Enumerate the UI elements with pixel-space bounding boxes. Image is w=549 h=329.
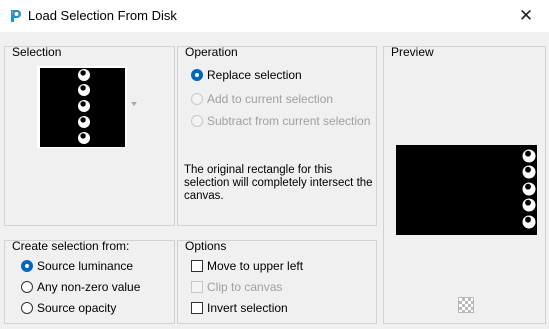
options-panel-title: Options xyxy=(185,239,227,253)
radio-indicator[interactable] xyxy=(191,93,203,105)
move-upper-left-label: Move to upper left xyxy=(207,259,304,273)
clip-to-canvas-checkbox[interactable]: Clip to canvas xyxy=(191,280,282,294)
ring-mark-icon xyxy=(78,84,90,96)
radio-indicator[interactable] xyxy=(21,260,33,272)
add-to-selection-label: Add to current selection xyxy=(207,92,334,106)
selection-thumbnail[interactable] xyxy=(40,68,125,147)
any-non-zero-label: Any non-zero value xyxy=(37,280,141,294)
radio-indicator[interactable] xyxy=(21,281,33,293)
preview-panel-title: Preview xyxy=(391,45,434,59)
checkbox-indicator[interactable] xyxy=(191,281,203,293)
source-luminance-label: Source luminance xyxy=(37,259,134,273)
ring-mark-icon xyxy=(78,116,90,128)
operation-panel-title: Operation xyxy=(185,45,238,59)
add-to-selection-radio[interactable]: Add to current selection xyxy=(191,92,333,106)
create-selection-panel-title: Create selection from: xyxy=(12,239,130,253)
invert-selection-checkbox[interactable]: Invert selection xyxy=(191,301,288,315)
any-non-zero-radio[interactable]: Any non-zero value xyxy=(21,280,140,294)
close-icon: ✕ xyxy=(518,6,534,25)
ring-mark-icon xyxy=(522,198,536,212)
ring-mark-icon xyxy=(522,149,536,163)
subtract-selection-label: Subtract from current selection xyxy=(207,114,371,128)
ring-mark-icon xyxy=(78,100,90,112)
radio-indicator[interactable] xyxy=(191,69,203,81)
source-luminance-radio[interactable]: Source luminance xyxy=(21,259,133,273)
close-button[interactable]: ✕ xyxy=(503,0,549,32)
ring-mark-icon xyxy=(522,182,536,196)
selection-panel-title: Selection xyxy=(12,45,62,59)
intersection-note: The original rectangle for this selectio… xyxy=(184,164,373,202)
app-icon xyxy=(11,10,21,22)
ring-mark-icon xyxy=(78,69,90,81)
radio-indicator[interactable] xyxy=(191,115,203,127)
source-opacity-radio[interactable]: Source opacity xyxy=(21,301,116,315)
subtract-selection-radio[interactable]: Subtract from current selection xyxy=(191,114,370,128)
checkbox-indicator[interactable] xyxy=(191,260,203,272)
preview-image xyxy=(396,145,537,235)
radio-indicator[interactable] xyxy=(21,302,33,314)
replace-selection-label: Replace selection xyxy=(207,68,302,82)
move-upper-left-checkbox[interactable]: Move to upper left xyxy=(191,259,303,273)
checkerboard-icon[interactable] xyxy=(458,297,474,313)
ring-mark-icon xyxy=(522,215,536,229)
invert-selection-label: Invert selection xyxy=(207,301,288,315)
title-bar: Load Selection From Disk ✕ xyxy=(0,0,549,32)
window-title: Load Selection From Disk xyxy=(28,8,177,23)
source-opacity-label: Source opacity xyxy=(37,301,117,315)
ring-mark-icon xyxy=(78,132,90,144)
checkbox-indicator[interactable] xyxy=(191,302,203,314)
dropdown-arrow-icon[interactable] xyxy=(131,102,137,106)
ring-mark-icon xyxy=(522,165,536,179)
replace-selection-radio[interactable]: Replace selection xyxy=(191,68,302,82)
clip-to-canvas-label: Clip to canvas xyxy=(207,280,283,294)
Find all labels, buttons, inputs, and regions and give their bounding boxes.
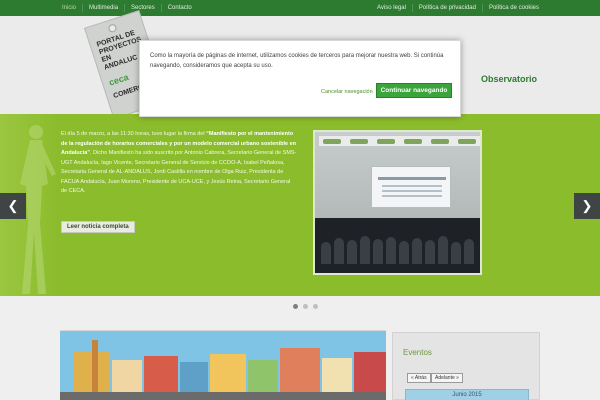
photo-logo-5 (430, 138, 449, 144)
events-title: Eventos (403, 348, 432, 357)
person-figure (321, 242, 331, 264)
nav-link-sectores[interactable]: Sectores (125, 4, 162, 12)
news-slider: El día 5 de marzo, a las 11:30 horas, tu… (0, 114, 600, 296)
calendar-month: Junio 2015 (405, 389, 529, 400)
nav-link-contacto[interactable]: Contacto (162, 4, 198, 12)
screen-line (382, 195, 442, 197)
slide-intro: El día 5 de marzo, a las 11:30 horas, tu… (61, 131, 207, 137)
nav-link-inicio[interactable]: Inicio (56, 4, 84, 12)
events-widget: Eventos « Atrás Adelante » Junio 2015 (392, 332, 540, 400)
nav-link-cookies[interactable]: Política de cookies (483, 4, 545, 12)
cookie-message: Como la mayoría de páginas de internet, … (150, 53, 444, 69)
calendar-next-button[interactable]: Adelante » (431, 373, 463, 383)
photo-logo-4 (403, 138, 422, 144)
calendar-prev-button[interactable]: « Atrás (407, 373, 431, 383)
street-road (60, 392, 386, 400)
cookie-accept-button[interactable]: Continuar navegando (376, 83, 452, 98)
screen-title-line (378, 177, 446, 180)
projection-screen (371, 166, 451, 208)
cookie-cancel-link[interactable]: Cancelar navegación (321, 89, 373, 95)
photo-logo-banner (319, 136, 480, 146)
arrow-right-icon: ❯ (581, 198, 593, 213)
slider-dot-1[interactable] (293, 304, 298, 309)
photo-logo-3 (377, 138, 396, 144)
slider-dot-2[interactable] (303, 304, 308, 309)
slide-body-text: El día 5 de marzo, a las 11:30 horas, tu… (61, 130, 297, 197)
slider-next-button[interactable]: ❯ (574, 193, 600, 219)
tag-hole-icon (107, 23, 118, 34)
read-more-button[interactable]: Leer noticia completa (61, 221, 135, 233)
person-figure (334, 238, 344, 264)
nav-link-observatorio[interactable]: Observatorio (481, 74, 537, 84)
photo-logo-6 (457, 138, 476, 144)
person-figure (360, 236, 370, 264)
nav-link-multimedia[interactable]: Multimedia (83, 4, 126, 12)
person-figure (412, 238, 422, 264)
person-figure (464, 239, 474, 264)
cookie-dialog: Como la mayoría de páginas de internet, … (139, 40, 461, 117)
slide-rest: . Dicho Manifiesto ha sido suscrito por … (61, 150, 297, 194)
person-figure (347, 240, 357, 264)
person-figure (451, 242, 461, 264)
photo-people (321, 230, 478, 264)
legal-nav: Aviso legal Política de privacidad Polít… (371, 0, 545, 16)
slider-prev-button[interactable]: ❮ (0, 193, 26, 219)
slide-photo[interactable] (313, 130, 482, 275)
street-illustration[interactable] (60, 330, 386, 400)
screen-line (382, 185, 442, 187)
photo-logo-2 (350, 138, 369, 144)
nav-link-privacidad[interactable]: Política de privacidad (413, 4, 483, 12)
top-nav-bar: Inicio Multimedia Sectores Contacto Avis… (0, 0, 600, 16)
slider-dot-3[interactable] (313, 304, 318, 309)
building-tower (92, 340, 98, 400)
photo-logo-1 (323, 138, 342, 144)
slider-dots (293, 304, 318, 309)
arrow-left-icon: ❮ (7, 198, 19, 213)
person-figure (425, 240, 435, 264)
person-figure (399, 241, 409, 264)
person-figure (438, 236, 448, 264)
screen-line (382, 190, 442, 192)
person-figure (386, 237, 396, 264)
nav-link-aviso-legal[interactable]: Aviso legal (371, 4, 413, 12)
person-figure (373, 239, 383, 264)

TASK DETAILS
Rewrite everything from the line containing "options-panel-title: Options xyxy=(185,239,227,253)" down to the line containing "add-to-selection-label: Add to", replacing "canvas" with "layer" and leaving all else unchanged.

SOLUTION
options-panel-title: Options xyxy=(185,239,227,253)
radio-indicator[interactable] xyxy=(191,93,203,105)
move-upper-left-label: Move to upper left xyxy=(207,259,304,273)
clip-to-layer-checkbox[interactable]: Clip to layer xyxy=(191,280,282,294)
ring-mark-icon xyxy=(78,84,90,96)
radio-indicator[interactable] xyxy=(21,260,33,272)
add-to-selection-label: Add to current selection xyxy=(207,92,334,106)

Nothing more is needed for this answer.